- Description of the task:
An exact reproduction of the records is required, with all images left out.
-------
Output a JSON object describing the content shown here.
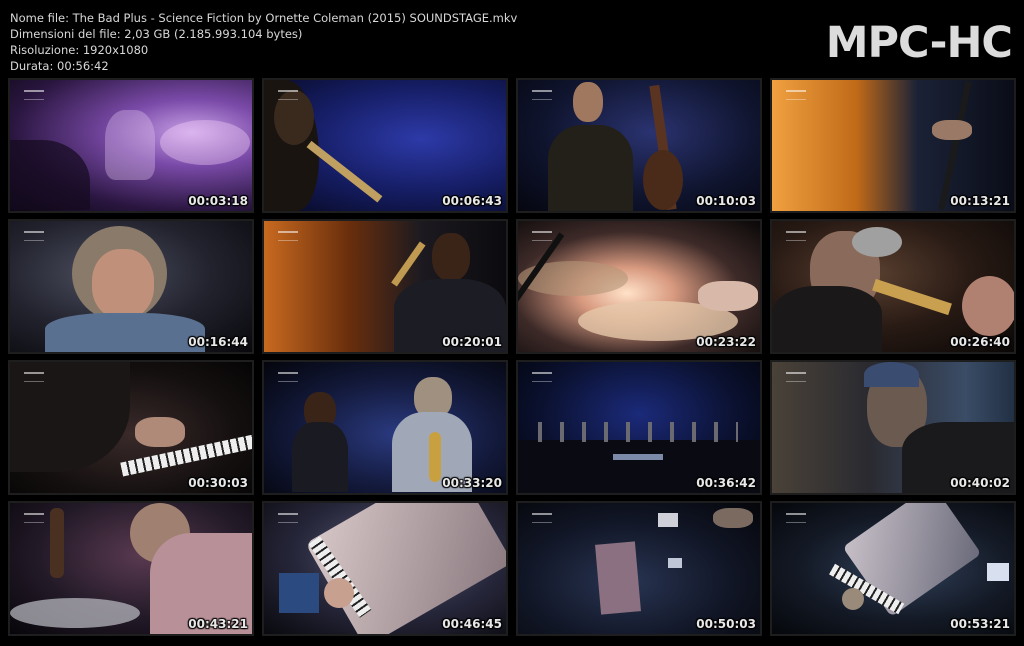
{
  "info": {
    "file_name": "Nome file: The Bad Plus - Science Fiction by Ornette Coleman (2015) SOUNDSTAGE.mkv",
    "file_size": "Dimensioni del file: 2,03 GB (2.185.993.104 bytes)",
    "resolution": "Risoluzione: 1920x1080",
    "duration": "Durata: 00:56:42"
  },
  "logo": "MPC-HC",
  "thumbnails": [
    {
      "time": "00:03:18",
      "scene": "blurred-purple-stage"
    },
    {
      "time": "00:06:43",
      "scene": "saxophonist-blue"
    },
    {
      "time": "00:10:03",
      "scene": "bassist-singing"
    },
    {
      "time": "00:13:21",
      "scene": "orange-light-bass"
    },
    {
      "time": "00:16:44",
      "scene": "pianist-glasses"
    },
    {
      "time": "00:20:01",
      "scene": "saxophonist-suit"
    },
    {
      "time": "00:23:22",
      "scene": "drum-cymbal-closeup"
    },
    {
      "time": "00:26:40",
      "scene": "trumpeter"
    },
    {
      "time": "00:30:03",
      "scene": "piano-keys-hands"
    },
    {
      "time": "00:33:20",
      "scene": "two-saxophonists"
    },
    {
      "time": "00:36:42",
      "scene": "full-stage-wide"
    },
    {
      "time": "00:40:02",
      "scene": "bassist-closeup"
    },
    {
      "time": "00:43:21",
      "scene": "drummer-and-cellist"
    },
    {
      "time": "00:46:45",
      "scene": "piano-overhead"
    },
    {
      "time": "00:50:03",
      "scene": "stage-overhead-dark"
    },
    {
      "time": "00:53:21",
      "scene": "piano-overhead-wide"
    }
  ]
}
-------
- Correct result:
Output a JSON object describing the content shown here.
{
  "info": {
    "file_name": "Nome file: The Bad Plus - Science Fiction by Ornette Coleman (2015) SOUNDSTAGE.mkv",
    "file_size": "Dimensioni del file: 2,03 GB (2.185.993.104 bytes)",
    "resolution": "Risoluzione: 1920x1080",
    "duration": "Durata: 00:56:42"
  },
  "logo": "MPC-HC",
  "thumbnails": [
    {
      "time": "00:03:18",
      "scene": "blurred-purple-stage"
    },
    {
      "time": "00:06:43",
      "scene": "saxophonist-blue"
    },
    {
      "time": "00:10:03",
      "scene": "bassist-singing"
    },
    {
      "time": "00:13:21",
      "scene": "orange-light-bass"
    },
    {
      "time": "00:16:44",
      "scene": "pianist-glasses"
    },
    {
      "time": "00:20:01",
      "scene": "saxophonist-suit"
    },
    {
      "time": "00:23:22",
      "scene": "drum-cymbal-closeup"
    },
    {
      "time": "00:26:40",
      "scene": "trumpeter"
    },
    {
      "time": "00:30:03",
      "scene": "piano-keys-hands"
    },
    {
      "time": "00:33:20",
      "scene": "two-saxophonists"
    },
    {
      "time": "00:36:42",
      "scene": "full-stage-wide"
    },
    {
      "time": "00:40:02",
      "scene": "bassist-closeup"
    },
    {
      "time": "00:43:21",
      "scene": "drummer-and-cellist"
    },
    {
      "time": "00:46:45",
      "scene": "piano-overhead"
    },
    {
      "time": "00:50:03",
      "scene": "stage-overhead-dark"
    },
    {
      "time": "00:53:21",
      "scene": "piano-overhead-wide"
    }
  ]
}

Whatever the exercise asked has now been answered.